WORK INSTRUCTIONS: Write out all the lines again, precisely as they stand, but without the images.

DATA FOR THIS EXERCISE:
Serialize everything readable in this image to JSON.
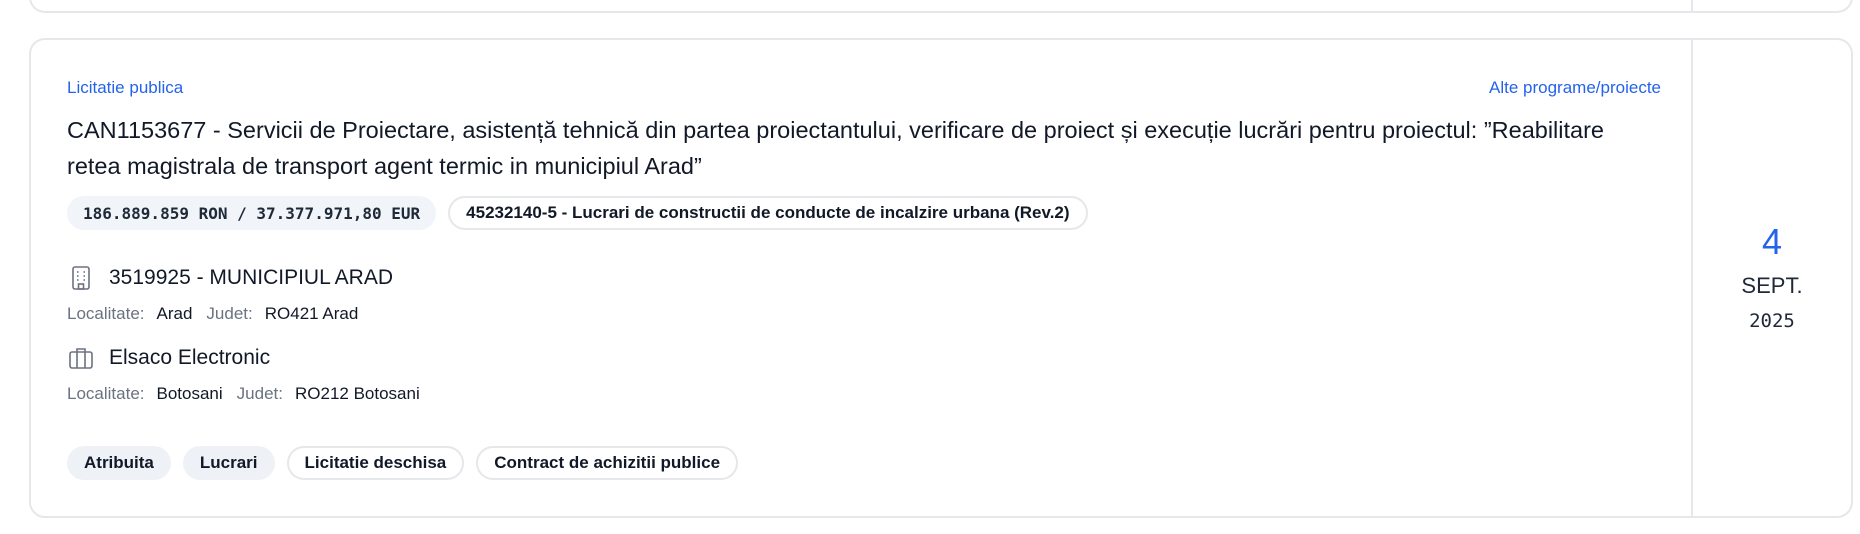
{
  "card": {
    "procedure_type": "Licitatie publica",
    "program": "Alte programe/proiecte",
    "title": "CAN1153677 - Servicii de Proiectare, asistență tehnică din partea proiectantului, verificare de proiect și execuție lucrări pentru proiectul: ”Reabilitare retea magistrala de transport agent termic in municipiul Arad”",
    "value": "186.889.859 RON / 37.377.971,80 EUR",
    "cpv": "45232140-5 - Lucrari de constructii de conducte de incalzire urbana (Rev.2)",
    "authority": {
      "name": "3519925 - MUNICIPIUL ARAD",
      "icon": "building-icon",
      "localitate_label": "Localitate:",
      "localitate": "Arad",
      "judet_label": "Judet:",
      "judet": "RO421 Arad"
    },
    "supplier": {
      "name": "Elsaco Electronic",
      "icon": "briefcase-icon",
      "localitate_label": "Localitate:",
      "localitate": "Botosani",
      "judet_label": "Judet:",
      "judet": "RO212 Botosani"
    },
    "tags": [
      "Atribuita",
      "Lucrari",
      "Licitatie deschisa",
      "Contract de achizitii publice"
    ],
    "date": {
      "day": "4",
      "month": "SEPT.",
      "year": "2025"
    },
    "colors": {
      "accent": "#2563eb",
      "border": "#e5e7eb",
      "chip_bg": "#f1f5f9",
      "muted": "#6b7280"
    }
  }
}
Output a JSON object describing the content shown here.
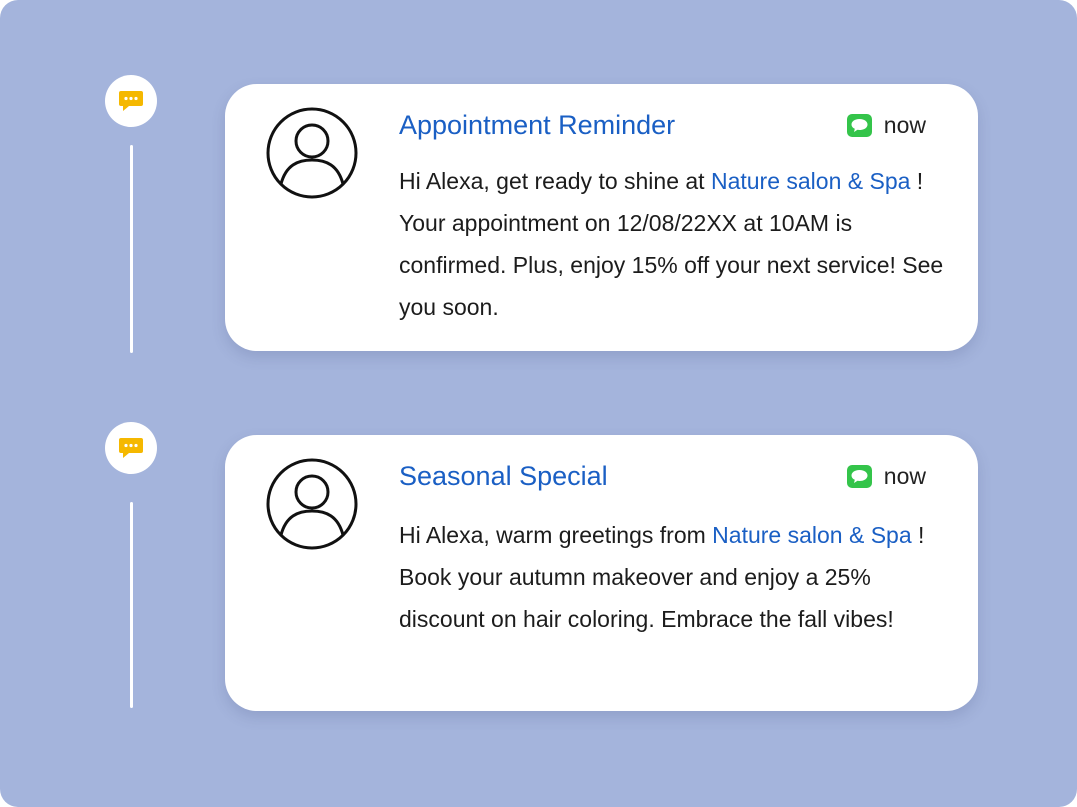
{
  "notifications": [
    {
      "title": "Appointment Reminder",
      "time": "now",
      "greeting": "Hi Alexa, get ready to shine at ",
      "business": "Nature salon & Spa",
      "message": " ! Your appointment on 12/08/22XX at 10AM is confirmed. Plus, enjoy 15% off your next service! See you soon."
    },
    {
      "title": "Seasonal Special",
      "time": "now",
      "greeting": "Hi Alexa, warm greetings from ",
      "business": "Nature salon & Spa",
      "message": " ! Book your autumn makeover and enjoy a 25% discount on hair coloring. Embrace the fall vibes!"
    }
  ],
  "icons": {
    "timeline_node": "chat-bubble-icon",
    "avatar": "user-avatar-icon",
    "channel": "message-icon"
  },
  "colors": {
    "background": "#a4b4dc",
    "accent": "#1a5fc4",
    "timeline_icon": "#f5b800",
    "channel_icon": "#34c44a"
  }
}
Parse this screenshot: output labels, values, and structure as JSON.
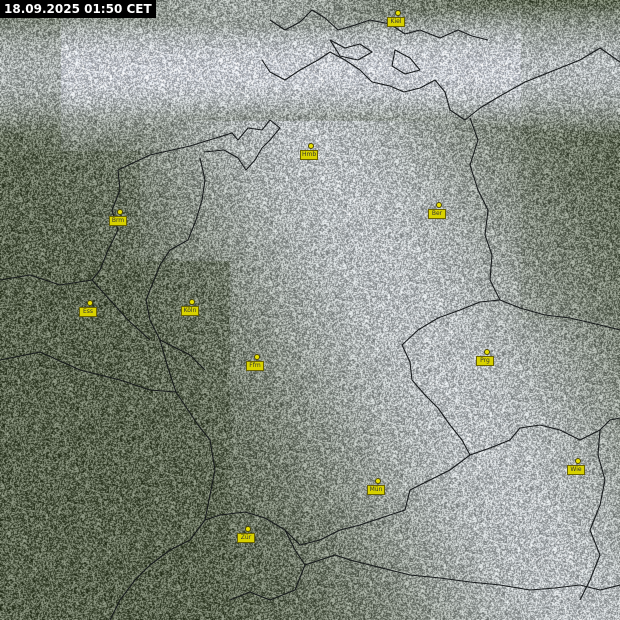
{
  "timestamp": "18.09.2025 01:50 CET",
  "colors": {
    "land": "#5b6550",
    "cloud": "#c8ccd3",
    "sea_cloud": "#d9dce2",
    "border": "#1a1d1f",
    "marker": "#e8e000",
    "timestamp_bg": "#000000",
    "timestamp_text": "#ffffff"
  },
  "cities": [
    {
      "id": "hamburg",
      "label": "Hmb"
    },
    {
      "id": "kiel",
      "label": "Kiel"
    },
    {
      "id": "berlin",
      "label": "Ber"
    },
    {
      "id": "bremen",
      "label": "Brm"
    },
    {
      "id": "essen",
      "label": "Ess"
    },
    {
      "id": "cologne",
      "label": "Köln"
    },
    {
      "id": "frankfurt",
      "label": "Ffm"
    },
    {
      "id": "prague",
      "label": "Prg"
    },
    {
      "id": "munich",
      "label": "Mün"
    },
    {
      "id": "zurich",
      "label": "Zür"
    },
    {
      "id": "vienna",
      "label": "Wie"
    }
  ]
}
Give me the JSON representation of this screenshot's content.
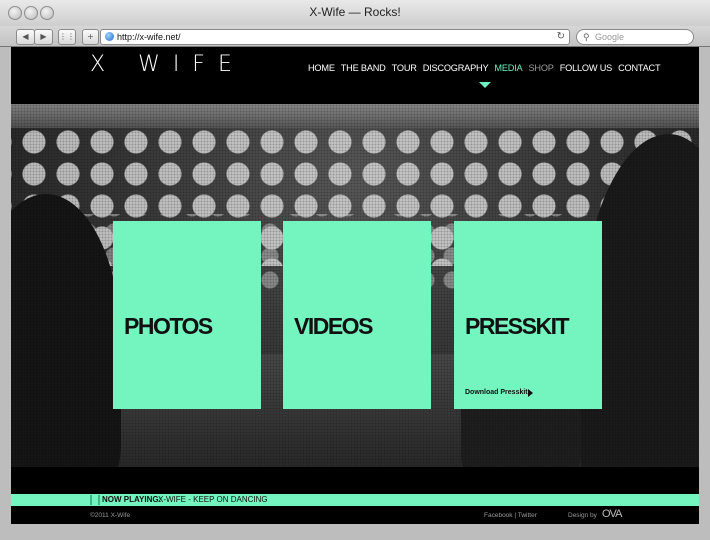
{
  "browser": {
    "title": "X-Wife — Rocks!",
    "url": "http://x-wife.net/",
    "search_placeholder": "Google",
    "back": "◀",
    "forward": "▶",
    "add": "+",
    "reload": "↻"
  },
  "site": {
    "logo": "X WIFE",
    "nav": [
      "HOME",
      "THE BAND",
      "TOUR",
      "DISCOGRAPHY",
      "MEDIA",
      "SHOP",
      "FOLLOW US",
      "CONTACT"
    ],
    "active_nav": "MEDIA",
    "tiles": {
      "photos": "PHOTOS",
      "videos": "VIDEOS",
      "presskit": "PRESSKIT",
      "download": "Download Presskit"
    },
    "now_playing_label": "NOW PLAYING:",
    "now_playing_song": "X-WIFE - KEEP ON DANCING",
    "footer": {
      "copyright": "©2011 X-Wife",
      "links": "Facebook | Twitter",
      "design_by": "Design by",
      "designer_logo": "OVA"
    }
  },
  "colors": {
    "accent": "#74f4bf",
    "background": "#000000"
  }
}
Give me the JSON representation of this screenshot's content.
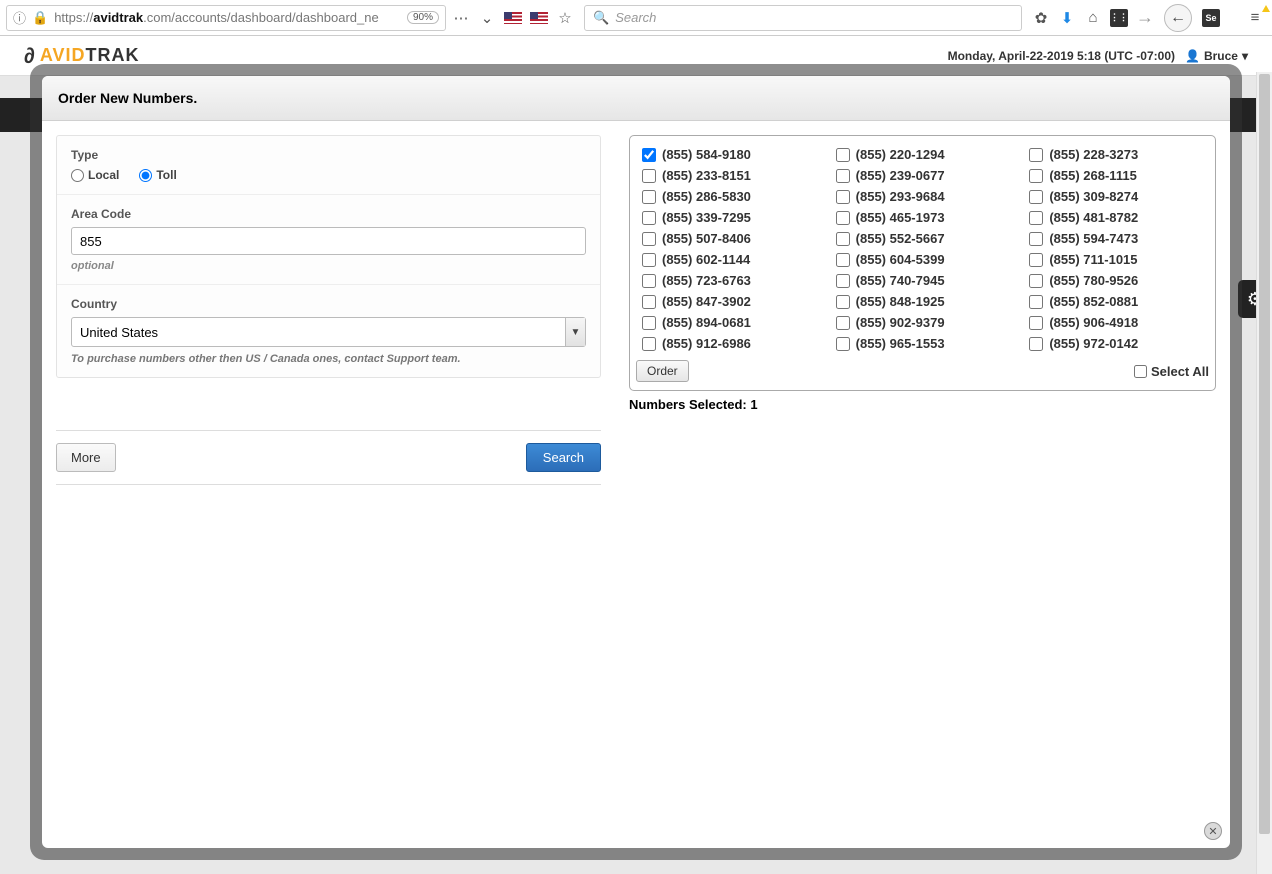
{
  "url": {
    "prefix": "https://",
    "host": "avidtrak",
    "suffix": ".com/accounts/dashboard/dashboard_ne",
    "zoom": "90%"
  },
  "search_placeholder": "Search",
  "header": {
    "brand1": "AVID",
    "brand2": "TRAK",
    "datetime": "Monday, April-22-2019 5:18 (UTC -07:00)",
    "user": "Bruce"
  },
  "modal": {
    "title": "Order New Numbers.",
    "type_label": "Type",
    "type_options": {
      "local": "Local",
      "toll": "Toll"
    },
    "type_selected": "toll",
    "area_code_label": "Area Code",
    "area_code_value": "855",
    "area_code_hint": "optional",
    "country_label": "Country",
    "country_value": "United States",
    "country_note": "To purchase numbers other then US / Canada ones, contact Support team.",
    "btn_more": "More",
    "btn_search": "Search",
    "btn_order": "Order",
    "select_all": "Select All",
    "selected_label": "Numbers Selected:",
    "selected_count": "1"
  },
  "numbers": [
    {
      "n": "(855) 584-9180",
      "checked": true
    },
    {
      "n": "(855) 220-1294",
      "checked": false
    },
    {
      "n": "(855) 228-3273",
      "checked": false
    },
    {
      "n": "(855) 233-8151",
      "checked": false
    },
    {
      "n": "(855) 239-0677",
      "checked": false
    },
    {
      "n": "(855) 268-1115",
      "checked": false
    },
    {
      "n": "(855) 286-5830",
      "checked": false
    },
    {
      "n": "(855) 293-9684",
      "checked": false
    },
    {
      "n": "(855) 309-8274",
      "checked": false
    },
    {
      "n": "(855) 339-7295",
      "checked": false
    },
    {
      "n": "(855) 465-1973",
      "checked": false
    },
    {
      "n": "(855) 481-8782",
      "checked": false
    },
    {
      "n": "(855) 507-8406",
      "checked": false
    },
    {
      "n": "(855) 552-5667",
      "checked": false
    },
    {
      "n": "(855) 594-7473",
      "checked": false
    },
    {
      "n": "(855) 602-1144",
      "checked": false
    },
    {
      "n": "(855) 604-5399",
      "checked": false
    },
    {
      "n": "(855) 711-1015",
      "checked": false
    },
    {
      "n": "(855) 723-6763",
      "checked": false
    },
    {
      "n": "(855) 740-7945",
      "checked": false
    },
    {
      "n": "(855) 780-9526",
      "checked": false
    },
    {
      "n": "(855) 847-3902",
      "checked": false
    },
    {
      "n": "(855) 848-1925",
      "checked": false
    },
    {
      "n": "(855) 852-0881",
      "checked": false
    },
    {
      "n": "(855) 894-0681",
      "checked": false
    },
    {
      "n": "(855) 902-9379",
      "checked": false
    },
    {
      "n": "(855) 906-4918",
      "checked": false
    },
    {
      "n": "(855) 912-6986",
      "checked": false
    },
    {
      "n": "(855) 965-1553",
      "checked": false
    },
    {
      "n": "(855) 972-0142",
      "checked": false
    }
  ]
}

WRITTEN ANSWER:
Serialize everything readable in this image to JSON.
{
  "card": {
    "procedure_type": "Licitatie publica",
    "program": "Alte programe/proiecte",
    "title": "CAN1153677 - Servicii de Proiectare, asistență tehnică din partea proiectantului, verificare de proiect și execuție lucrări pentru proiectul: ”Reabilitare retea magistrala de transport agent termic in municipiul Arad”",
    "value": "186.889.859 RON / 37.377.971,80 EUR",
    "cpv": "45232140-5 - Lucrari de constructii de conducte de incalzire urbana (Rev.2)",
    "authority": {
      "name": "3519925 - MUNICIPIUL ARAD",
      "icon": "building-icon",
      "localitate_label": "Localitate:",
      "localitate": "Arad",
      "judet_label": "Judet:",
      "judet": "RO421 Arad"
    },
    "supplier": {
      "name": "Elsaco Electronic",
      "icon": "briefcase-icon",
      "localitate_label": "Localitate:",
      "localitate": "Botosani",
      "judet_label": "Judet:",
      "judet": "RO212 Botosani"
    },
    "tags": [
      "Atribuita",
      "Lucrari",
      "Licitatie deschisa",
      "Contract de achizitii publice"
    ],
    "date": {
      "day": "4",
      "month": "SEPT.",
      "year": "2025"
    },
    "colors": {
      "accent": "#2563eb",
      "border": "#e5e7eb",
      "chip_bg": "#f1f5f9",
      "muted": "#6b7280"
    }
  }
}
Output a JSON object describing the content shown here.
{
  "notifications": [
    {
      "title": "Appointment Reminder",
      "time": "now",
      "greeting": "Hi Alexa, get ready to shine at ",
      "business": "Nature salon & Spa",
      "message": " ! Your appointment on 12/08/22XX at 10AM is confirmed. Plus, enjoy 15% off your next service! See you soon."
    },
    {
      "title": "Seasonal Special",
      "time": "now",
      "greeting": "Hi Alexa, warm greetings from ",
      "business": "Nature salon & Spa",
      "message": " ! Book your autumn makeover and enjoy a 25% discount on hair coloring. Embrace the fall vibes!"
    }
  ],
  "icons": {
    "timeline_node": "chat-bubble-icon",
    "avatar": "user-avatar-icon",
    "channel": "message-icon"
  },
  "colors": {
    "background": "#a4b4dc",
    "accent": "#1a5fc4",
    "timeline_icon": "#f5b800",
    "channel_icon": "#34c44a"
  }
}
Parse this screenshot: output labels, values, and structure as JSON.
{
  "timestamp": "18.09.2025 01:50 CET",
  "colors": {
    "land": "#5b6550",
    "cloud": "#c8ccd3",
    "sea_cloud": "#d9dce2",
    "border": "#1a1d1f",
    "marker": "#e8e000",
    "timestamp_bg": "#000000",
    "timestamp_text": "#ffffff"
  },
  "cities": [
    {
      "id": "hamburg",
      "label": "Hmb"
    },
    {
      "id": "kiel",
      "label": "Kiel"
    },
    {
      "id": "berlin",
      "label": "Ber"
    },
    {
      "id": "bremen",
      "label": "Brm"
    },
    {
      "id": "essen",
      "label": "Ess"
    },
    {
      "id": "cologne",
      "label": "Köln"
    },
    {
      "id": "frankfurt",
      "label": "Ffm"
    },
    {
      "id": "prague",
      "label": "Prg"
    },
    {
      "id": "munich",
      "label": "Mün"
    },
    {
      "id": "zurich",
      "label": "Zür"
    },
    {
      "id": "vienna",
      "label": "Wie"
    }
  ]
}
Give me the JSON representation of this screenshot's content.
{
  "browser": {
    "title": "X-Wife — Rocks!",
    "url": "http://x-wife.net/",
    "search_placeholder": "Google",
    "back": "◀",
    "forward": "▶",
    "add": "+",
    "reload": "↻"
  },
  "site": {
    "logo": "X WIFE",
    "nav": [
      "HOME",
      "THE BAND",
      "TOUR",
      "DISCOGRAPHY",
      "MEDIA",
      "SHOP",
      "FOLLOW US",
      "CONTACT"
    ],
    "active_nav": "MEDIA",
    "tiles": {
      "photos": "PHOTOS",
      "videos": "VIDEOS",
      "presskit": "PRESSKIT",
      "download": "Download Presskit"
    },
    "now_playing_label": "NOW PLAYING:",
    "now_playing_song": "X-WIFE - KEEP ON DANCING",
    "footer": {
      "copyright": "©2011 X-Wife",
      "links": "Facebook | Twitter",
      "design_by": "Design by",
      "designer_logo": "OVA"
    }
  },
  "colors": {
    "accent": "#74f4bf",
    "background": "#000000"
  }
}
Give me the JSON representation of this screenshot's content.
{
  "url": {
    "prefix": "https://",
    "host": "avidtrak",
    "suffix": ".com/accounts/dashboard/dashboard_ne",
    "zoom": "90%"
  },
  "search_placeholder": "Search",
  "header": {
    "brand1": "AVID",
    "brand2": "TRAK",
    "datetime": "Monday, April-22-2019 5:18 (UTC -07:00)",
    "user": "Bruce"
  },
  "modal": {
    "title": "Order New Numbers.",
    "type_label": "Type",
    "type_options": {
      "local": "Local",
      "toll": "Toll"
    },
    "type_selected": "toll",
    "area_code_label": "Area Code",
    "area_code_value": "855",
    "area_code_hint": "optional",
    "country_label": "Country",
    "country_value": "United States",
    "country_note": "To purchase numbers other then US / Canada ones, contact Support team.",
    "btn_more": "More",
    "btn_search": "Search",
    "btn_order": "Order",
    "select_all": "Select All",
    "selected_label": "Numbers Selected:",
    "selected_count": "1"
  },
  "numbers": [
    {
      "n": "(855) 584-9180",
      "checked": true
    },
    {
      "n": "(855) 220-1294",
      "checked": false
    },
    {
      "n": "(855) 228-3273",
      "checked": false
    },
    {
      "n": "(855) 233-8151",
      "checked": false
    },
    {
      "n": "(855) 239-0677",
      "checked": false
    },
    {
      "n": "(855) 268-1115",
      "checked": false
    },
    {
      "n": "(855) 286-5830",
      "checked": false
    },
    {
      "n": "(855) 293-9684",
      "checked": false
    },
    {
      "n": "(855) 309-8274",
      "checked": false
    },
    {
      "n": "(855) 339-7295",
      "checked": false
    },
    {
      "n": "(855) 465-1973",
      "checked": false
    },
    {
      "n": "(855) 481-8782",
      "checked": false
    },
    {
      "n": "(855) 507-8406",
      "checked": false
    },
    {
      "n": "(855) 552-5667",
      "checked": false
    },
    {
      "n": "(855) 594-7473",
      "checked": false
    },
    {
      "n": "(855) 602-1144",
      "checked": false
    },
    {
      "n": "(855) 604-5399",
      "checked": false
    },
    {
      "n": "(855) 711-1015",
      "checked": false
    },
    {
      "n": "(855) 723-6763",
      "checked": false
    },
    {
      "n": "(855) 740-7945",
      "checked": false
    },
    {
      "n": "(855) 780-9526",
      "checked": false
    },
    {
      "n": "(855) 847-3902",
      "checked": false
    },
    {
      "n": "(855) 848-1925",
      "checked": false
    },
    {
      "n": "(855) 852-0881",
      "checked": false
    },
    {
      "n": "(855) 894-0681",
      "checked": false
    },
    {
      "n": "(855) 902-9379",
      "checked": false
    },
    {
      "n": "(855) 906-4918",
      "checked": false
    },
    {
      "n": "(855) 912-6986",
      "checked": false
    },
    {
      "n": "(855) 965-1553",
      "checked": false
    },
    {
      "n": "(855) 972-0142",
      "checked": false
    }
  ]
}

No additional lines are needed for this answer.